• _Set exercise_
Could you write out the records below exactly as they appear, leaving out any pictures?
====
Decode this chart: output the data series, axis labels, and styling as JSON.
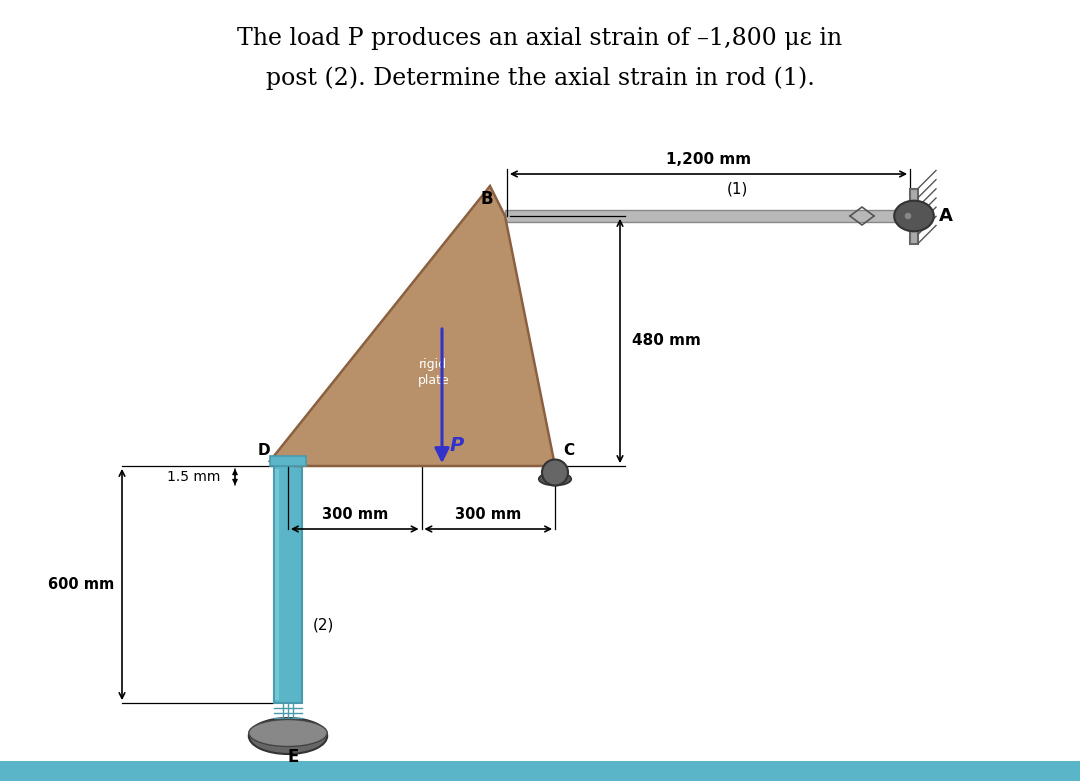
{
  "bg_color": "#ffffff",
  "plate_color": "#b8916a",
  "plate_edge_color": "#8a6040",
  "post_color_light": "#7ecfde",
  "post_color_dark": "#4a9aad",
  "post_color_mid": "#5ab5c8",
  "rod_color": "#b8b8b8",
  "rod_edge": "#888888",
  "pin_color": "#666666",
  "base_color": "#555555",
  "arrow_color": "#3333cc",
  "dim_color": "#000000",
  "bottom_bar_color": "#5ab5c8",
  "title1": "The load ",
  "title1_italic": "P",
  "title1_rest": " produces an axial strain of –1,800 με in",
  "title2": "post (2). Determine the axial strain in rod (1).",
  "label_B": "B",
  "label_D": "D",
  "label_C": "C",
  "label_A": "A",
  "label_E": "E",
  "label_1": "(1)",
  "label_2": "(2)",
  "label_rigid": "rigid\nplate",
  "label_P": "P",
  "dim_1200": "1,200 mm",
  "dim_480": "480 mm",
  "dim_300a": "300 mm",
  "dim_300b": "300 mm",
  "dim_600": "600 mm",
  "dim_15": "1.5 mm"
}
====
• _Expected answer_
Decode this chart: output the data series, axis labels, and styling as JSON.
{
  "bg_color": "#ffffff",
  "plate_color": "#b8916a",
  "plate_edge_color": "#8a6040",
  "post_color_light": "#7ecfde",
  "post_color_dark": "#4a9aad",
  "post_color_mid": "#5ab5c8",
  "rod_color": "#b8b8b8",
  "rod_edge": "#888888",
  "pin_color": "#666666",
  "base_color": "#555555",
  "arrow_color": "#3333cc",
  "dim_color": "#000000",
  "bottom_bar_color": "#5ab5c8",
  "title1": "The load ",
  "title1_italic": "P",
  "title1_rest": " produces an axial strain of –1,800 με in",
  "title2": "post (2). Determine the axial strain in rod (1).",
  "label_B": "B",
  "label_D": "D",
  "label_C": "C",
  "label_A": "A",
  "label_E": "E",
  "label_1": "(1)",
  "label_2": "(2)",
  "label_rigid": "rigid\nplate",
  "label_P": "P",
  "dim_1200": "1,200 mm",
  "dim_480": "480 mm",
  "dim_300a": "300 mm",
  "dim_300b": "300 mm",
  "dim_600": "600 mm",
  "dim_15": "1.5 mm"
}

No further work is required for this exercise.